-- MATERIAL --

----

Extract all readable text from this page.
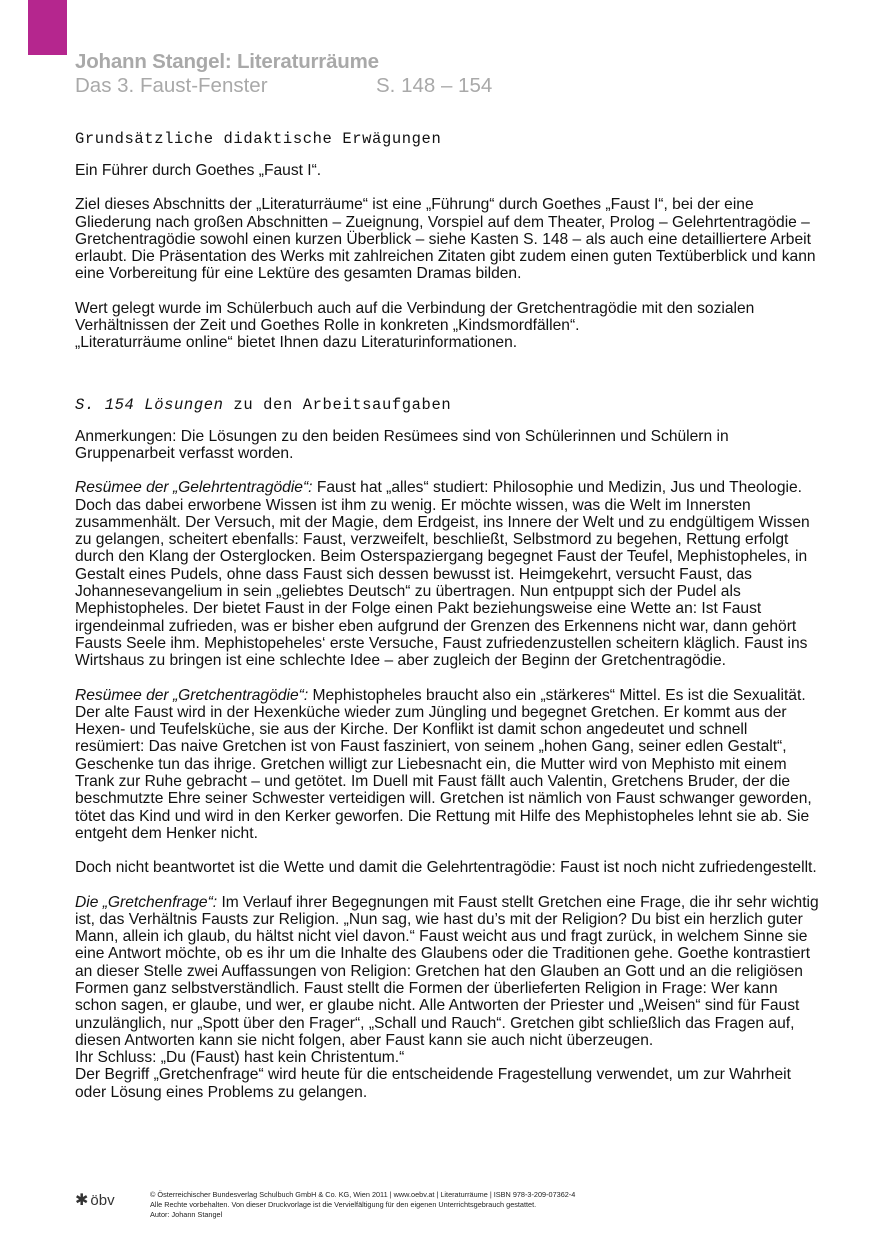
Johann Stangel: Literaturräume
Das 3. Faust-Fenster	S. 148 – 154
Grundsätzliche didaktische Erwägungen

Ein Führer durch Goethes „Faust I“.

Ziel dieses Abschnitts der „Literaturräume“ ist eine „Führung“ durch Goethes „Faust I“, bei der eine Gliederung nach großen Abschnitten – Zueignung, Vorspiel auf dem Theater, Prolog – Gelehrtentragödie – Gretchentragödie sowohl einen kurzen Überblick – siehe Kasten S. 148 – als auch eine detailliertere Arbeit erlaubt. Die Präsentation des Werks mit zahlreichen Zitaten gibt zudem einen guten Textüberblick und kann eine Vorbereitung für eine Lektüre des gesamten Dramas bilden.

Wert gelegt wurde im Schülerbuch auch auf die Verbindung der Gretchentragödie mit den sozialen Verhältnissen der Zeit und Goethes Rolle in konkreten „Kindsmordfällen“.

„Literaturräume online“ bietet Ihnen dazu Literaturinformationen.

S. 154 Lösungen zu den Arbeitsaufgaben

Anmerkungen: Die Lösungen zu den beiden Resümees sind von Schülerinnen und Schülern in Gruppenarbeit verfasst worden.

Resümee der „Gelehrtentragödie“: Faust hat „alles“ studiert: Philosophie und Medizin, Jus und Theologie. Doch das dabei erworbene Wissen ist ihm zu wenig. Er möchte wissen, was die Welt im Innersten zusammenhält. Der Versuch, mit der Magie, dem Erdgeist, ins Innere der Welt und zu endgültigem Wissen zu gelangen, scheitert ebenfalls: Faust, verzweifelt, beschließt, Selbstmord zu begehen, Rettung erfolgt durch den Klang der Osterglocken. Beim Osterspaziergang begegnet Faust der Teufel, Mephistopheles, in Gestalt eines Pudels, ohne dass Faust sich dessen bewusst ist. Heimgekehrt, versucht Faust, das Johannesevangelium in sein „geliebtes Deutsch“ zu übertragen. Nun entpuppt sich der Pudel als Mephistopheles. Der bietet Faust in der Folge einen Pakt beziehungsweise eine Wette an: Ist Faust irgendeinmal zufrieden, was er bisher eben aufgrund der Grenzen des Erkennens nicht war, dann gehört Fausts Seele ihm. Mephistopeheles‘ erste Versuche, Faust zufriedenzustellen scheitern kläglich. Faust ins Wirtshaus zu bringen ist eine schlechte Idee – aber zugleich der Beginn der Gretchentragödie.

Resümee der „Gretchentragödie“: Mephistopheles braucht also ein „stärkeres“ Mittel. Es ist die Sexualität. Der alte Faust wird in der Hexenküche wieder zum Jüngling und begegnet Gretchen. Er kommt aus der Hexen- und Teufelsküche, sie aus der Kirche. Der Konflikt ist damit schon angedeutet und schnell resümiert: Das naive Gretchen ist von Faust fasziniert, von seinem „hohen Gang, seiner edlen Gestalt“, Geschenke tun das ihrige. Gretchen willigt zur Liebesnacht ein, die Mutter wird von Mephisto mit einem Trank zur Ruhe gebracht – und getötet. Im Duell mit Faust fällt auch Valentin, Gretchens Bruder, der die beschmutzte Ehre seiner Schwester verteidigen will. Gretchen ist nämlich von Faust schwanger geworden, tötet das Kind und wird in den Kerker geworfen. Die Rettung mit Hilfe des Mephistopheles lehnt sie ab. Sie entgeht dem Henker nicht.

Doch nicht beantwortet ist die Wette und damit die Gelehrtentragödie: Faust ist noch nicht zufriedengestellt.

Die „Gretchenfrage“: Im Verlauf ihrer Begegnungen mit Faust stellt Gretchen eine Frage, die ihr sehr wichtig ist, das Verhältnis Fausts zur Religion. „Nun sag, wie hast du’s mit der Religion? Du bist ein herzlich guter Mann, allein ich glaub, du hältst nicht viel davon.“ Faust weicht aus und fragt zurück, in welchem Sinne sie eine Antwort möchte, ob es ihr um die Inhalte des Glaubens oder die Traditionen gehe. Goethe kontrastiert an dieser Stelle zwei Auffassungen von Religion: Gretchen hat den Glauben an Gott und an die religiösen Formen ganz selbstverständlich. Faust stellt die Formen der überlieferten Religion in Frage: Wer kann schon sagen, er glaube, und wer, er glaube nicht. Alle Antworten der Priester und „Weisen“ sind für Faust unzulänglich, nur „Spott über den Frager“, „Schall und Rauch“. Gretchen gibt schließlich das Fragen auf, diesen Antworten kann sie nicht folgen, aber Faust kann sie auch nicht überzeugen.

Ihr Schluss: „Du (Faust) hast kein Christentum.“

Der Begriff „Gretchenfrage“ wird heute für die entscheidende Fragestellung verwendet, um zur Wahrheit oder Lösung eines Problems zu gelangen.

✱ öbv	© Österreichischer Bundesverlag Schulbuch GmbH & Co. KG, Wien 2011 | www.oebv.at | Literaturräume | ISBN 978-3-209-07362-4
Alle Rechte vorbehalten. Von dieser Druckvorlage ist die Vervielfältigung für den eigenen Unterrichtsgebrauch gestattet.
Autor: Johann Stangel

----

Count every line of the records that holds "Lösungen". State the number, nothing else.

2